Dataset records
§ §
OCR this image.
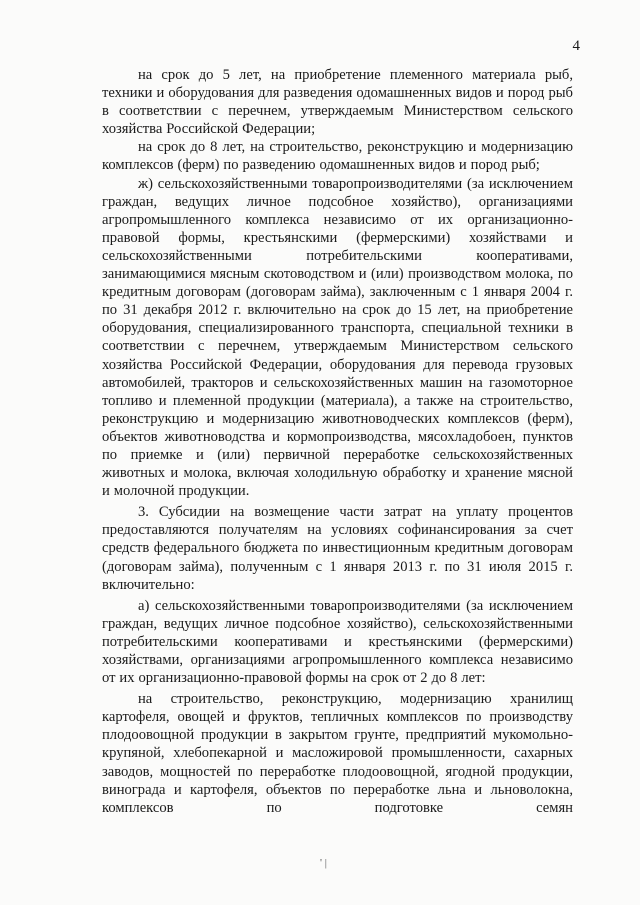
4

на срок до 5 лет, на приобретение племенного материала рыб, техники и оборудования для разведения одомашненных видов и пород рыб в соответствии с перечнем, утверждаемым Министерством сельского хозяйства Российской Федерации;

на срок до 8 лет, на строительство, реконструкцию и модернизацию комплексов (ферм) по разведению одомашненных видов и пород рыб;

ж) сельскохозяйственными товаропроизводителями (за исключением граждан, ведущих личное подсобное хозяйство), организациями агропромышленного комплекса независимо от их организационно-правовой формы, крестьянскими (фермерскими) хозяйствами и сельскохозяйственными потребительскими кооперативами, занимающимися мясным скотоводством и (или) производством молока, по кредитным договорам (договорам займа), заключенным с 1 января 2004 г. по 31 декабря 2012 г. включительно на срок до 15 лет, на приобретение оборудования, специализированного транспорта, специальной техники в соответствии с перечнем, утверждаемым Министерством сельского хозяйства Российской Федерации, оборудования для перевода грузовых автомобилей, тракторов и сельскохозяйственных машин на газомоторное топливо и племенной продукции (материала), а также на строительство, реконструкцию и модернизацию животноводческих комплексов (ферм), объектов животноводства и кормопроизводства, мясохладобоен, пунктов по приемке и (или) первичной переработке сельскохозяйственных животных и молока, включая холодильную обработку и хранение мясной и молочной продукции.

3. Субсидии на возмещение части затрат на уплату процентов предоставляются получателям на условиях софинансирования за счет средств федерального бюджета по инвестиционным кредитным договорам (договорам займа), полученным с 1 января 2013 г. по 31 июля 2015 г. включительно:

а) сельскохозяйственными товаропроизводителями (за исключением граждан, ведущих личное подсобное хозяйство), сельскохозяйственными потребительскими кооперативами и крестьянскими (фермерскими) хозяйствами, организациями агропромышленного комплекса независимо от их организационно-правовой формы на срок от 2 до 8 лет:

на строительство, реконструкцию, модернизацию хранилищ картофеля, овощей и фруктов, тепличных комплексов по производству плодоовощной продукции в закрытом грунте, предприятий мукомольно-крупяной, хлебопекарной и масложировой промышленности, сахарных заводов, мощностей по переработке плодоовощной, ягодной продукции, винограда и картофеля, объектов по переработке льна и льноволокна, комплексов по подготовке семян

' |
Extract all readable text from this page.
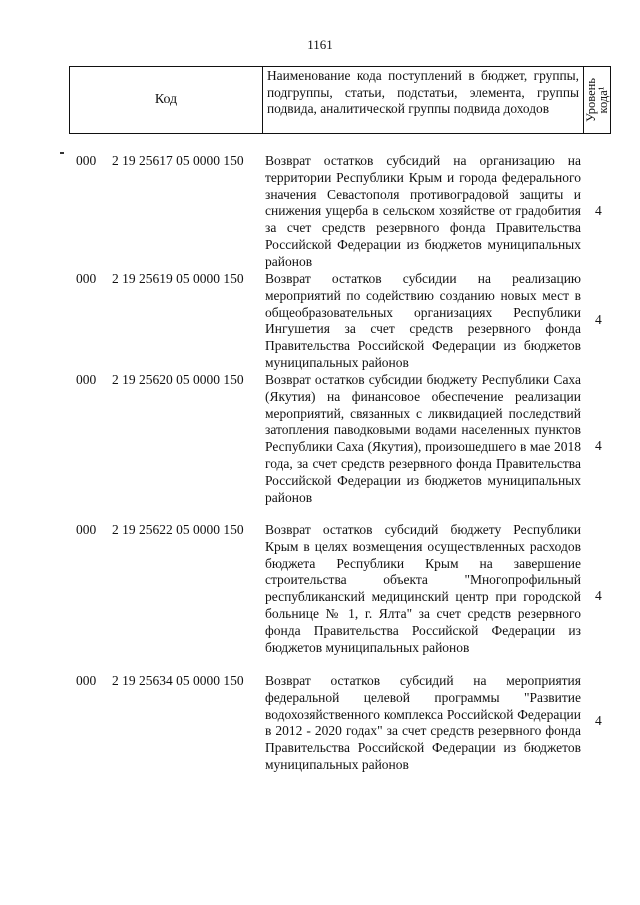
1161
Код
Наименование кода поступлений в бюджет, группы, подгруппы, статьи, подстатьи, элемента, группы подвида, аналитической группы подвида доходов	Уровень кода¹
000 2 19 25617 05 0000 150 Возврат остатков субсидий на организацию на территории Республики Крым и города федерального значения Севастополя противоградовой защиты и снижения ущерба в сельском хозяйстве от градобития за счет средств резервного фонда Правительства Российской Федерации из бюджетов муниципальных районов
4
000 2 19 25619 05 0000 150 Возврат остатков субсидии на реализацию мероприятий по содействию созданию новых мест в общеобразовательных организациях Республики Ингушетия за счет средств резервного фонда Правительства Российской Федерации из бюджетов муниципальных районов
4
000 2 19 25620 05 0000 150 Возврат остатков субсидии бюджету Республики Саха (Якутия) на финансовое обеспечение реализации мероприятий, связанных с ликвидацией последствий затопления паводковыми водами населенных пунктов Республики Саха (Якутия), произошедшего в мае 2018 года, за счет средств резервного фонда Правительства Российской Федерации из бюджетов муниципальных районов
4
000 2 19 25622 05 0000 150 Возврат остатков субсидий бюджету Республики Крым в целях возмещения осуществленных расходов бюджета Республики Крым на завершение строительства объекта "Многопрофильный республиканский медицинский центр при городской больнице № 1, г. Ялта" за счет средств резервного фонда Правительства Российской Федерации из бюджетов муниципальных районов
4
000 2 19 25634 05 0000 150 Возврат остатков субсидий на мероприятия федеральной целевой программы "Развитие водохозяйственного комплекса Российской Федерации в 2012 - 2020 годах" за счет средств резервного фонда Правительства Российской Федерации из бюджетов муниципальных районов
4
§ §
• WORK TO BE COMPLETED: Output all of the data exactly as it stands, minus any images.

• RESULT FOR THIS EXERCISE:
OCR this image.
4

на срок до 5 лет, на приобретение племенного материала рыб, техники и оборудования для разведения одомашненных видов и пород рыб в соответствии с перечнем, утверждаемым Министерством сельского хозяйства Российской Федерации;

на срок до 8 лет, на строительство, реконструкцию и модернизацию комплексов (ферм) по разведению одомашненных видов и пород рыб;

ж) сельскохозяйственными товаропроизводителями (за исключением граждан, ведущих личное подсобное хозяйство), организациями агропромышленного комплекса независимо от их организационно-правовой формы, крестьянскими (фермерскими) хозяйствами и сельскохозяйственными потребительскими кооперативами, занимающимися мясным скотоводством и (или) производством молока, по кредитным договорам (договорам займа), заключенным с 1 января 2004 г. по 31 декабря 2012 г. включительно на срок до 15 лет, на приобретение оборудования, специализированного транспорта, специальной техники в соответствии с перечнем, утверждаемым Министерством сельского хозяйства Российской Федерации, оборудования для перевода грузовых автомобилей, тракторов и сельскохозяйственных машин на газомоторное топливо и племенной продукции (материала), а также на строительство, реконструкцию и модернизацию животноводческих комплексов (ферм), объектов животноводства и кормопроизводства, мясохладобоен, пунктов по приемке и (или) первичной переработке сельскохозяйственных животных и молока, включая холодильную обработку и хранение мясной и молочной продукции.

3. Субсидии на возмещение части затрат на уплату процентов предоставляются получателям на условиях софинансирования за счет средств федерального бюджета по инвестиционным кредитным договорам (договорам займа), полученным с 1 января 2013 г. по 31 июля 2015 г. включительно:

а) сельскохозяйственными товаропроизводителями (за исключением граждан, ведущих личное подсобное хозяйство), сельскохозяйственными потребительскими кооперативами и крестьянскими (фермерскими) хозяйствами, организациями агропромышленного комплекса независимо от их организационно-правовой формы на срок от 2 до 8 лет:

на строительство, реконструкцию, модернизацию хранилищ картофеля, овощей и фруктов, тепличных комплексов по производству плодоовощной продукции в закрытом грунте, предприятий мукомольно-крупяной, хлебопекарной и масложировой промышленности, сахарных заводов, мощностей по переработке плодоовощной, ягодной продукции, винограда и картофеля, объектов по переработке льна и льноволокна, комплексов по подготовке семян

' |
Extract all readable text from this page.
1161
Код
Наименование кода поступлений в бюджет, группы, подгруппы, статьи, подстатьи, элемента, группы подвида, аналитической группы подвида доходов	Уровень кода¹
000 2 19 25617 05 0000 150 Возврат остатков субсидий на организацию на территории Республики Крым и города федерального значения Севастополя противоградовой защиты и снижения ущерба в сельском хозяйстве от градобития за счет средств резервного фонда Правительства Российской Федерации из бюджетов муниципальных районов
4
000 2 19 25619 05 0000 150 Возврат остатков субсидии на реализацию мероприятий по содействию созданию новых мест в общеобразовательных организациях Республики Ингушетия за счет средств резервного фонда Правительства Российской Федерации из бюджетов муниципальных районов
4
000 2 19 25620 05 0000 150 Возврат остатков субсидии бюджету Республики Саха (Якутия) на финансовое обеспечение реализации мероприятий, связанных с ликвидацией последствий затопления паводковыми водами населенных пунктов Республики Саха (Якутия), произошедшего в мае 2018 года, за счет средств резервного фонда Правительства Российской Федерации из бюджетов муниципальных районов
4
000 2 19 25622 05 0000 150 Возврат остатков субсидий бюджету Республики Крым в целях возмещения осуществленных расходов бюджета Республики Крым на завершение строительства объекта "Многопрофильный республиканский медицинский центр при городской больнице № 1, г. Ялта" за счет средств резервного фонда Правительства Российской Федерации из бюджетов муниципальных районов
4
000 2 19 25634 05 0000 150 Возврат остатков субсидий на мероприятия федеральной целевой программы "Развитие водохозяйственного комплекса Российской Федерации в 2012 - 2020 годах" за счет средств резервного фонда Правительства Российской Федерации из бюджетов муниципальных районов
4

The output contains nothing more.